------ ENTRIES SHOWN

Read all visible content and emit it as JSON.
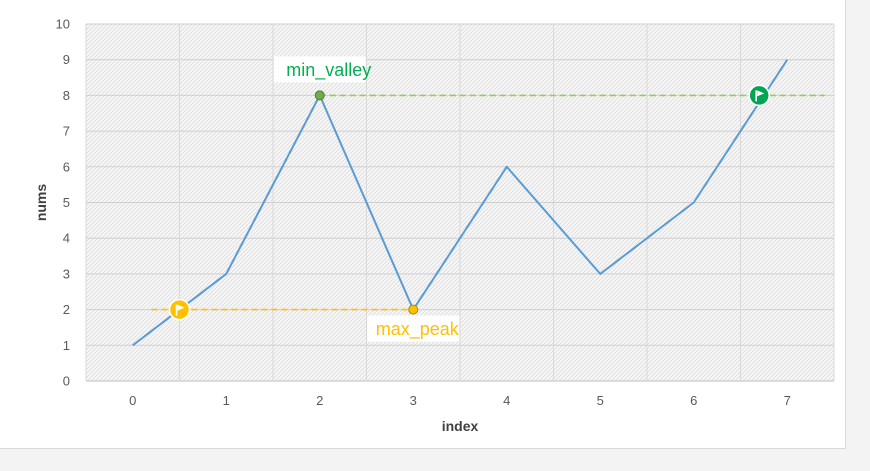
{
  "chart_data": {
    "type": "line",
    "x": [
      0,
      1,
      2,
      3,
      4,
      5,
      6,
      7
    ],
    "series": [
      {
        "values": [
          1,
          3,
          8,
          2,
          6,
          3,
          5,
          9
        ],
        "color": "#5b9bd5"
      }
    ],
    "xlabel": "index",
    "ylabel": "nums",
    "xlim": [
      0,
      7
    ],
    "ylim": [
      0,
      10
    ],
    "y_ticks": [
      0,
      1,
      2,
      3,
      4,
      5,
      6,
      7,
      8,
      9,
      10
    ],
    "grid": true,
    "plot_background": "hatched light gray",
    "annotations": [
      {
        "label": "min_valley",
        "color": "#00b050",
        "point_x": 2,
        "value": 8,
        "line_from_x": 2,
        "line_to_x": 7.4,
        "flag_x": 6.7
      },
      {
        "label": "max_peak",
        "color": "#ffc000",
        "point_x": 3,
        "value": 2,
        "line_from_x": 0.2,
        "line_to_x": 3,
        "flag_x": 0.5
      }
    ],
    "colors": {
      "line": "#5b9bd5",
      "green_marker": "#70ad47",
      "green_dash": "#92d050",
      "green_text": "#00b050",
      "yellow": "#ffc000"
    }
  }
}
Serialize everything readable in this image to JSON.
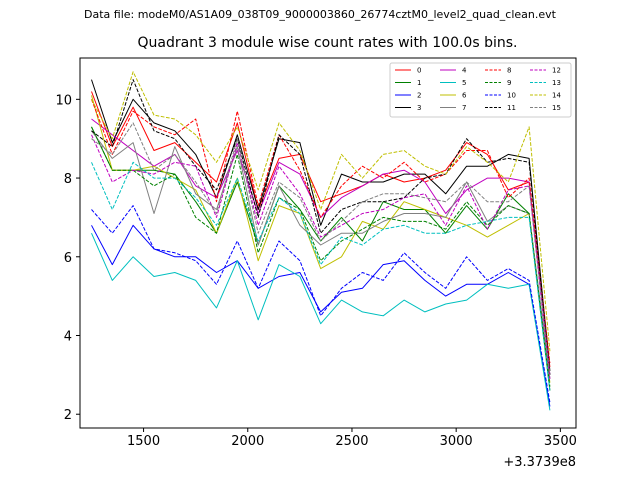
{
  "figure": {
    "suptitle": "Data file: modeM0/AS1A09_038T09_9000003860_26774cztM0_level2_quad_clean.evt",
    "title": "Quadrant 3 module wise count rates with 100.0s bins."
  },
  "chart_data": {
    "type": "line",
    "title": "Quadrant 3 module wise count rates with 100.0s bins.",
    "xlabel": "",
    "ylabel": "",
    "x_offset_label": "+3.3739e8",
    "xlim": [
      1195,
      3575
    ],
    "ylim": [
      1.65,
      11.05
    ],
    "xticks": [
      1500,
      2000,
      2500,
      3000,
      3500
    ],
    "yticks": [
      2,
      4,
      6,
      8,
      10
    ],
    "grid": false,
    "legend_position": "top-right",
    "x": [
      1250,
      1350,
      1450,
      1550,
      1650,
      1750,
      1850,
      1950,
      2050,
      2150,
      2250,
      2350,
      2450,
      2550,
      2650,
      2750,
      2850,
      2950,
      3050,
      3150,
      3250,
      3350,
      3450
    ],
    "series": [
      {
        "name": "0",
        "color": "#ff0000",
        "dash": "solid",
        "values": [
          10.2,
          8.8,
          9.8,
          8.7,
          8.9,
          8.4,
          7.9,
          9.4,
          7.2,
          8.5,
          8.6,
          7.4,
          7.6,
          7.8,
          8.1,
          7.9,
          8.0,
          8.2,
          8.9,
          8.6,
          7.7,
          7.9,
          3.2
        ]
      },
      {
        "name": "1",
        "color": "#008000",
        "dash": "solid",
        "values": [
          9.3,
          8.2,
          8.2,
          8.2,
          8.1,
          7.4,
          6.6,
          7.9,
          6.3,
          7.8,
          7.2,
          6.4,
          7.0,
          6.4,
          7.4,
          7.2,
          7.2,
          6.6,
          7.3,
          6.7,
          7.6,
          7.1,
          2.6
        ]
      },
      {
        "name": "2",
        "color": "#0000ff",
        "dash": "solid",
        "values": [
          6.8,
          5.8,
          6.8,
          6.2,
          6.0,
          6.0,
          5.6,
          5.9,
          5.2,
          5.5,
          5.6,
          4.6,
          5.1,
          5.2,
          5.8,
          5.9,
          5.4,
          5.0,
          5.3,
          5.3,
          5.6,
          5.3,
          2.2
        ]
      },
      {
        "name": "3",
        "color": "#000000",
        "dash": "solid",
        "values": [
          10.5,
          8.9,
          10.0,
          9.4,
          9.2,
          8.6,
          7.5,
          9.1,
          7.2,
          9.0,
          8.9,
          6.8,
          8.1,
          7.9,
          7.9,
          8.1,
          8.1,
          7.6,
          8.3,
          8.3,
          8.6,
          8.5,
          3.1
        ]
      },
      {
        "name": "4",
        "color": "#bf00bf",
        "dash": "solid",
        "values": [
          9.5,
          9.1,
          8.7,
          8.3,
          8.6,
          7.8,
          7.5,
          8.7,
          7.1,
          8.4,
          8.1,
          7.0,
          7.5,
          7.8,
          8.1,
          8.2,
          7.9,
          7.1,
          7.7,
          8.0,
          8.0,
          7.9,
          3.0
        ]
      },
      {
        "name": "5",
        "color": "#00bfbf",
        "dash": "solid",
        "values": [
          6.6,
          5.4,
          6.0,
          5.5,
          5.6,
          5.4,
          4.7,
          5.9,
          4.4,
          5.8,
          5.5,
          4.3,
          4.9,
          4.6,
          4.5,
          4.9,
          4.6,
          4.8,
          4.9,
          5.3,
          5.2,
          5.3,
          2.1
        ]
      },
      {
        "name": "6",
        "color": "#bfbf00",
        "dash": "solid",
        "values": [
          10.1,
          8.2,
          8.2,
          8.3,
          8.0,
          7.7,
          6.6,
          8.0,
          5.9,
          7.3,
          7.1,
          5.7,
          6.0,
          6.9,
          6.7,
          7.4,
          7.2,
          7.0,
          6.8,
          6.5,
          6.8,
          7.1,
          2.8
        ]
      },
      {
        "name": "7",
        "color": "#808080",
        "dash": "solid",
        "values": [
          9.2,
          8.5,
          8.9,
          7.1,
          8.8,
          7.6,
          7.2,
          8.8,
          6.3,
          7.8,
          6.8,
          6.3,
          6.6,
          6.6,
          6.9,
          7.1,
          7.1,
          7.0,
          7.9,
          6.9,
          7.3,
          7.1,
          2.9
        ]
      },
      {
        "name": "8",
        "color": "#ff0000",
        "dash": "dashed",
        "values": [
          10.0,
          8.6,
          9.7,
          9.3,
          9.1,
          9.5,
          7.4,
          9.7,
          7.3,
          9.1,
          8.2,
          7.0,
          7.8,
          8.3,
          8.0,
          8.4,
          7.9,
          8.1,
          8.7,
          8.7,
          7.5,
          8.0,
          3.3
        ]
      },
      {
        "name": "9",
        "color": "#008000",
        "dash": "dashed",
        "values": [
          9.3,
          8.2,
          8.2,
          7.8,
          8.1,
          7.0,
          6.6,
          8.6,
          6.1,
          7.5,
          7.2,
          5.9,
          6.4,
          6.7,
          7.0,
          6.9,
          6.9,
          6.7,
          7.4,
          6.8,
          7.3,
          7.1,
          2.7
        ]
      },
      {
        "name": "10",
        "color": "#0000ff",
        "dash": "dashed",
        "values": [
          7.2,
          6.6,
          7.3,
          6.2,
          6.1,
          5.9,
          5.3,
          6.4,
          5.2,
          6.4,
          5.9,
          4.5,
          5.2,
          5.6,
          5.4,
          6.1,
          5.6,
          5.2,
          6.0,
          5.4,
          5.7,
          5.4,
          2.3
        ]
      },
      {
        "name": "11",
        "color": "#000000",
        "dash": "dashed",
        "values": [
          9.2,
          8.8,
          10.5,
          9.2,
          9.0,
          8.3,
          7.7,
          9.0,
          7.0,
          9.1,
          8.6,
          6.6,
          7.2,
          7.4,
          7.4,
          7.5,
          8.0,
          8.1,
          9.0,
          8.4,
          8.5,
          8.4,
          3.0
        ]
      },
      {
        "name": "12",
        "color": "#bf00bf",
        "dash": "dashed",
        "values": [
          9.1,
          7.9,
          8.2,
          8.1,
          8.4,
          8.3,
          7.0,
          8.9,
          6.8,
          8.3,
          7.6,
          6.5,
          6.8,
          7.1,
          7.2,
          7.5,
          7.6,
          6.8,
          7.8,
          6.7,
          7.7,
          7.8,
          2.9
        ]
      },
      {
        "name": "13",
        "color": "#00bfbf",
        "dash": "dashed",
        "values": [
          8.4,
          7.2,
          8.4,
          8.0,
          8.0,
          7.5,
          6.8,
          8.0,
          6.4,
          7.5,
          7.1,
          5.8,
          6.5,
          6.3,
          6.7,
          6.8,
          6.6,
          6.6,
          6.8,
          6.9,
          7.0,
          7.0,
          2.6
        ]
      },
      {
        "name": "14",
        "color": "#bfbf00",
        "dash": "dashed",
        "values": [
          10.0,
          9.0,
          10.7,
          9.6,
          9.5,
          9.1,
          8.4,
          9.3,
          7.7,
          9.4,
          8.7,
          7.2,
          8.6,
          8.0,
          8.6,
          8.7,
          8.3,
          8.1,
          8.8,
          8.4,
          7.9,
          9.3,
          3.6
        ]
      },
      {
        "name": "15",
        "color": "#808080",
        "dash": "dashed",
        "values": [
          9.0,
          8.6,
          9.4,
          8.2,
          8.6,
          7.9,
          7.1,
          9.0,
          6.6,
          7.9,
          7.5,
          6.4,
          6.9,
          7.4,
          7.6,
          7.6,
          7.5,
          7.4,
          7.9,
          7.4,
          7.4,
          7.8,
          3.0
        ]
      }
    ]
  }
}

------------

WHAT TO PRODUCE -> List all lines from the entries that include the word "wise".

SOLUTION TO THE EXERCISE ->
    "title": "Quadrant 3 module wise count rates with 100.0s bins."
    "title": "Quadrant 3 module wise count rates with 100.0s bins.",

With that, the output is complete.